Exclude the pictures, then repeat the remaining data exactly.

Information shown:
↓↓↓
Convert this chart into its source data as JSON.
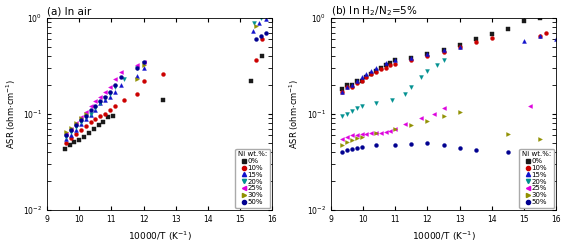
{
  "title_a": "(a) In air",
  "title_b": "(b) In H$_2$/N$_2$=5%",
  "xlabel": "10000/T (K$^{-1}$)",
  "ylabel": "ASR (ohm$\\cdot$cm$^{-1}$)",
  "legend_title": "Ni wt.%:",
  "series": [
    {
      "label": "0%",
      "color": "#1a1a1a",
      "marker": "s",
      "ms": 2.8
    },
    {
      "label": "10%",
      "color": "#cc0000",
      "marker": "o",
      "ms": 2.8
    },
    {
      "label": "15%",
      "color": "#1111cc",
      "marker": "^",
      "ms": 2.8
    },
    {
      "label": "20%",
      "color": "#009090",
      "marker": "v",
      "ms": 2.8
    },
    {
      "label": "25%",
      "color": "#dd00dd",
      "marker": "<",
      "ms": 2.8
    },
    {
      "label": "30%",
      "color": "#909000",
      "marker": ">",
      "ms": 2.8
    },
    {
      "label": "50%",
      "color": "#000090",
      "marker": "o",
      "ms": 2.8
    }
  ],
  "data_air": {
    "0%": {
      "x": [
        9.55,
        9.7,
        9.85,
        10.0,
        10.15,
        10.3,
        10.45,
        10.6,
        10.75,
        10.9,
        11.05,
        12.6,
        15.35,
        15.7
      ],
      "y": [
        0.043,
        0.047,
        0.051,
        0.054,
        0.058,
        0.063,
        0.069,
        0.076,
        0.083,
        0.092,
        0.095,
        0.14,
        0.22,
        0.4
      ]
    },
    "10%": {
      "x": [
        9.6,
        9.75,
        9.9,
        10.05,
        10.2,
        10.35,
        10.5,
        10.65,
        10.8,
        10.95,
        11.1,
        11.4,
        11.8,
        12.0,
        12.6,
        15.5,
        15.7
      ],
      "y": [
        0.05,
        0.056,
        0.062,
        0.068,
        0.075,
        0.082,
        0.088,
        0.095,
        0.1,
        0.11,
        0.12,
        0.14,
        0.16,
        0.22,
        0.26,
        0.36,
        0.6
      ]
    },
    "15%": {
      "x": [
        9.6,
        9.75,
        9.9,
        10.05,
        10.2,
        10.35,
        10.5,
        10.65,
        10.8,
        10.95,
        11.1,
        11.3,
        11.8,
        12.0,
        15.4,
        15.6,
        15.8
      ],
      "y": [
        0.055,
        0.06,
        0.068,
        0.078,
        0.088,
        0.098,
        0.11,
        0.13,
        0.14,
        0.15,
        0.17,
        0.2,
        0.25,
        0.3,
        0.72,
        0.88,
        0.96
      ]
    },
    "20%": {
      "x": [
        9.6,
        9.75,
        9.9,
        10.05,
        10.2,
        10.35,
        10.5,
        10.65,
        10.8,
        10.95,
        11.1,
        11.4,
        11.8,
        12.0,
        15.45,
        15.65
      ],
      "y": [
        0.058,
        0.065,
        0.073,
        0.082,
        0.092,
        0.1,
        0.115,
        0.13,
        0.145,
        0.16,
        0.19,
        0.23,
        0.3,
        0.34,
        0.88,
        1.0
      ]
    },
    "25%": {
      "x": [
        9.6,
        9.75,
        9.9,
        10.05,
        10.2,
        10.35,
        10.5,
        10.65,
        10.8,
        10.95,
        11.1,
        11.3,
        11.8,
        12.0
      ],
      "y": [
        0.062,
        0.07,
        0.08,
        0.092,
        0.105,
        0.12,
        0.135,
        0.15,
        0.17,
        0.19,
        0.23,
        0.27,
        0.32,
        0.35
      ]
    },
    "30%": {
      "x": [
        9.6,
        9.75,
        9.9,
        10.05,
        10.2,
        11.8,
        12.0,
        15.5
      ],
      "y": [
        0.065,
        0.072,
        0.08,
        0.09,
        0.1,
        0.23,
        0.32,
        0.82
      ]
    },
    "50%": {
      "x": [
        9.6,
        9.75,
        9.9,
        10.05,
        10.2,
        10.35,
        10.5,
        10.65,
        10.8,
        10.95,
        11.1,
        11.3,
        11.8,
        12.0,
        15.5,
        15.65,
        15.8
      ],
      "y": [
        0.06,
        0.068,
        0.076,
        0.086,
        0.096,
        0.11,
        0.12,
        0.135,
        0.15,
        0.17,
        0.2,
        0.24,
        0.3,
        0.35,
        0.6,
        0.65,
        0.7
      ]
    }
  },
  "data_h2": {
    "0%": {
      "x": [
        9.35,
        9.5,
        9.65,
        9.8,
        9.95,
        10.1,
        10.25,
        10.4,
        10.55,
        10.7,
        10.85,
        11.0,
        11.5,
        12.0,
        12.5,
        13.0,
        13.5,
        14.0,
        14.5,
        15.0,
        15.5
      ],
      "y": [
        0.18,
        0.2,
        0.2,
        0.22,
        0.22,
        0.24,
        0.26,
        0.28,
        0.3,
        0.32,
        0.34,
        0.36,
        0.38,
        0.42,
        0.46,
        0.52,
        0.6,
        0.68,
        0.76,
        0.92,
        1.0
      ]
    },
    "10%": {
      "x": [
        9.35,
        9.5,
        9.65,
        9.8,
        9.95,
        10.1,
        10.25,
        10.4,
        10.55,
        10.7,
        10.85,
        11.0,
        11.5,
        12.0,
        12.5,
        13.0,
        13.5,
        14.0,
        15.5,
        15.7
      ],
      "y": [
        0.17,
        0.19,
        0.19,
        0.21,
        0.22,
        0.24,
        0.26,
        0.27,
        0.29,
        0.3,
        0.32,
        0.33,
        0.36,
        0.4,
        0.44,
        0.5,
        0.56,
        0.62,
        0.65,
        0.7
      ]
    },
    "15%": {
      "x": [
        9.35,
        9.5,
        9.65,
        9.8,
        9.95,
        10.1,
        10.25,
        10.4,
        10.7,
        11.0,
        11.5,
        12.0,
        12.5,
        13.0,
        15.0,
        15.5,
        16.0
      ],
      "y": [
        0.17,
        0.19,
        0.2,
        0.22,
        0.24,
        0.26,
        0.28,
        0.3,
        0.34,
        0.36,
        0.38,
        0.42,
        0.46,
        0.5,
        0.58,
        0.65,
        0.6
      ]
    },
    "20%": {
      "x": [
        9.35,
        9.5,
        9.65,
        9.8,
        9.95,
        10.4,
        10.9,
        11.3,
        11.5,
        11.8,
        12.0,
        12.3,
        12.5
      ],
      "y": [
        0.095,
        0.1,
        0.108,
        0.115,
        0.12,
        0.13,
        0.14,
        0.16,
        0.19,
        0.24,
        0.28,
        0.32,
        0.36
      ]
    },
    "25%": {
      "x": [
        9.35,
        9.5,
        9.65,
        9.8,
        9.95,
        10.1,
        10.25,
        10.4,
        10.55,
        10.7,
        10.85,
        11.0,
        11.3,
        11.8,
        12.2,
        12.5,
        15.2
      ],
      "y": [
        0.055,
        0.058,
        0.06,
        0.061,
        0.062,
        0.062,
        0.063,
        0.063,
        0.064,
        0.065,
        0.067,
        0.07,
        0.078,
        0.09,
        0.1,
        0.115,
        0.12
      ]
    },
    "30%": {
      "x": [
        9.35,
        9.5,
        9.65,
        9.8,
        9.95,
        10.4,
        11.0,
        11.5,
        12.0,
        12.5,
        13.0,
        14.5,
        15.5
      ],
      "y": [
        0.048,
        0.051,
        0.053,
        0.056,
        0.058,
        0.063,
        0.07,
        0.076,
        0.085,
        0.095,
        0.105,
        0.062,
        0.055
      ]
    },
    "50%": {
      "x": [
        9.35,
        9.5,
        9.65,
        9.8,
        9.95,
        10.4,
        11.0,
        11.5,
        12.0,
        12.5,
        13.0,
        13.5,
        14.5,
        15.0
      ],
      "y": [
        0.04,
        0.042,
        0.043,
        0.044,
        0.045,
        0.047,
        0.048,
        0.049,
        0.05,
        0.047,
        0.044,
        0.042,
        0.04,
        0.04
      ]
    }
  }
}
↑↑↑
Final answer:
Convert this chart into its source data as JSON.
{
  "title_a": "(a) In air",
  "title_b": "(b) In H$_2$/N$_2$=5%",
  "xlabel": "10000/T (K$^{-1}$)",
  "ylabel": "ASR (ohm$\\cdot$cm$^{-1}$)",
  "legend_title": "Ni wt.%:",
  "series": [
    {
      "label": "0%",
      "color": "#1a1a1a",
      "marker": "s",
      "ms": 2.8
    },
    {
      "label": "10%",
      "color": "#cc0000",
      "marker": "o",
      "ms": 2.8
    },
    {
      "label": "15%",
      "color": "#1111cc",
      "marker": "^",
      "ms": 2.8
    },
    {
      "label": "20%",
      "color": "#009090",
      "marker": "v",
      "ms": 2.8
    },
    {
      "label": "25%",
      "color": "#dd00dd",
      "marker": "<",
      "ms": 2.8
    },
    {
      "label": "30%",
      "color": "#909000",
      "marker": ">",
      "ms": 2.8
    },
    {
      "label": "50%",
      "color": "#000090",
      "marker": "o",
      "ms": 2.8
    }
  ],
  "data_air": {
    "0%": {
      "x": [
        9.55,
        9.7,
        9.85,
        10.0,
        10.15,
        10.3,
        10.45,
        10.6,
        10.75,
        10.9,
        11.05,
        12.6,
        15.35,
        15.7
      ],
      "y": [
        0.043,
        0.047,
        0.051,
        0.054,
        0.058,
        0.063,
        0.069,
        0.076,
        0.083,
        0.092,
        0.095,
        0.14,
        0.22,
        0.4
      ]
    },
    "10%": {
      "x": [
        9.6,
        9.75,
        9.9,
        10.05,
        10.2,
        10.35,
        10.5,
        10.65,
        10.8,
        10.95,
        11.1,
        11.4,
        11.8,
        12.0,
        12.6,
        15.5,
        15.7
      ],
      "y": [
        0.05,
        0.056,
        0.062,
        0.068,
        0.075,
        0.082,
        0.088,
        0.095,
        0.1,
        0.11,
        0.12,
        0.14,
        0.16,
        0.22,
        0.26,
        0.36,
        0.6
      ]
    },
    "15%": {
      "x": [
        9.6,
        9.75,
        9.9,
        10.05,
        10.2,
        10.35,
        10.5,
        10.65,
        10.8,
        10.95,
        11.1,
        11.3,
        11.8,
        12.0,
        15.4,
        15.6,
        15.8
      ],
      "y": [
        0.055,
        0.06,
        0.068,
        0.078,
        0.088,
        0.098,
        0.11,
        0.13,
        0.14,
        0.15,
        0.17,
        0.2,
        0.25,
        0.3,
        0.72,
        0.88,
        0.96
      ]
    },
    "20%": {
      "x": [
        9.6,
        9.75,
        9.9,
        10.05,
        10.2,
        10.35,
        10.5,
        10.65,
        10.8,
        10.95,
        11.1,
        11.4,
        11.8,
        12.0,
        15.45,
        15.65
      ],
      "y": [
        0.058,
        0.065,
        0.073,
        0.082,
        0.092,
        0.1,
        0.115,
        0.13,
        0.145,
        0.16,
        0.19,
        0.23,
        0.3,
        0.34,
        0.88,
        1.0
      ]
    },
    "25%": {
      "x": [
        9.6,
        9.75,
        9.9,
        10.05,
        10.2,
        10.35,
        10.5,
        10.65,
        10.8,
        10.95,
        11.1,
        11.3,
        11.8,
        12.0
      ],
      "y": [
        0.062,
        0.07,
        0.08,
        0.092,
        0.105,
        0.12,
        0.135,
        0.15,
        0.17,
        0.19,
        0.23,
        0.27,
        0.32,
        0.35
      ]
    },
    "30%": {
      "x": [
        9.6,
        9.75,
        9.9,
        10.05,
        10.2,
        11.8,
        12.0,
        15.5
      ],
      "y": [
        0.065,
        0.072,
        0.08,
        0.09,
        0.1,
        0.23,
        0.32,
        0.82
      ]
    },
    "50%": {
      "x": [
        9.6,
        9.75,
        9.9,
        10.05,
        10.2,
        10.35,
        10.5,
        10.65,
        10.8,
        10.95,
        11.1,
        11.3,
        11.8,
        12.0,
        15.5,
        15.65,
        15.8
      ],
      "y": [
        0.06,
        0.068,
        0.076,
        0.086,
        0.096,
        0.11,
        0.12,
        0.135,
        0.15,
        0.17,
        0.2,
        0.24,
        0.3,
        0.35,
        0.6,
        0.65,
        0.7
      ]
    }
  },
  "data_h2": {
    "0%": {
      "x": [
        9.35,
        9.5,
        9.65,
        9.8,
        9.95,
        10.1,
        10.25,
        10.4,
        10.55,
        10.7,
        10.85,
        11.0,
        11.5,
        12.0,
        12.5,
        13.0,
        13.5,
        14.0,
        14.5,
        15.0,
        15.5
      ],
      "y": [
        0.18,
        0.2,
        0.2,
        0.22,
        0.22,
        0.24,
        0.26,
        0.28,
        0.3,
        0.32,
        0.34,
        0.36,
        0.38,
        0.42,
        0.46,
        0.52,
        0.6,
        0.68,
        0.76,
        0.92,
        1.0
      ]
    },
    "10%": {
      "x": [
        9.35,
        9.5,
        9.65,
        9.8,
        9.95,
        10.1,
        10.25,
        10.4,
        10.55,
        10.7,
        10.85,
        11.0,
        11.5,
        12.0,
        12.5,
        13.0,
        13.5,
        14.0,
        15.5,
        15.7
      ],
      "y": [
        0.17,
        0.19,
        0.19,
        0.21,
        0.22,
        0.24,
        0.26,
        0.27,
        0.29,
        0.3,
        0.32,
        0.33,
        0.36,
        0.4,
        0.44,
        0.5,
        0.56,
        0.62,
        0.65,
        0.7
      ]
    },
    "15%": {
      "x": [
        9.35,
        9.5,
        9.65,
        9.8,
        9.95,
        10.1,
        10.25,
        10.4,
        10.7,
        11.0,
        11.5,
        12.0,
        12.5,
        13.0,
        15.0,
        15.5,
        16.0
      ],
      "y": [
        0.17,
        0.19,
        0.2,
        0.22,
        0.24,
        0.26,
        0.28,
        0.3,
        0.34,
        0.36,
        0.38,
        0.42,
        0.46,
        0.5,
        0.58,
        0.65,
        0.6
      ]
    },
    "20%": {
      "x": [
        9.35,
        9.5,
        9.65,
        9.8,
        9.95,
        10.4,
        10.9,
        11.3,
        11.5,
        11.8,
        12.0,
        12.3,
        12.5
      ],
      "y": [
        0.095,
        0.1,
        0.108,
        0.115,
        0.12,
        0.13,
        0.14,
        0.16,
        0.19,
        0.24,
        0.28,
        0.32,
        0.36
      ]
    },
    "25%": {
      "x": [
        9.35,
        9.5,
        9.65,
        9.8,
        9.95,
        10.1,
        10.25,
        10.4,
        10.55,
        10.7,
        10.85,
        11.0,
        11.3,
        11.8,
        12.2,
        12.5,
        15.2
      ],
      "y": [
        0.055,
        0.058,
        0.06,
        0.061,
        0.062,
        0.062,
        0.063,
        0.063,
        0.064,
        0.065,
        0.067,
        0.07,
        0.078,
        0.09,
        0.1,
        0.115,
        0.12
      ]
    },
    "30%": {
      "x": [
        9.35,
        9.5,
        9.65,
        9.8,
        9.95,
        10.4,
        11.0,
        11.5,
        12.0,
        12.5,
        13.0,
        14.5,
        15.5
      ],
      "y": [
        0.048,
        0.051,
        0.053,
        0.056,
        0.058,
        0.063,
        0.07,
        0.076,
        0.085,
        0.095,
        0.105,
        0.062,
        0.055
      ]
    },
    "50%": {
      "x": [
        9.35,
        9.5,
        9.65,
        9.8,
        9.95,
        10.4,
        11.0,
        11.5,
        12.0,
        12.5,
        13.0,
        13.5,
        14.5,
        15.0
      ],
      "y": [
        0.04,
        0.042,
        0.043,
        0.044,
        0.045,
        0.047,
        0.048,
        0.049,
        0.05,
        0.047,
        0.044,
        0.042,
        0.04,
        0.04
      ]
    }
  }
}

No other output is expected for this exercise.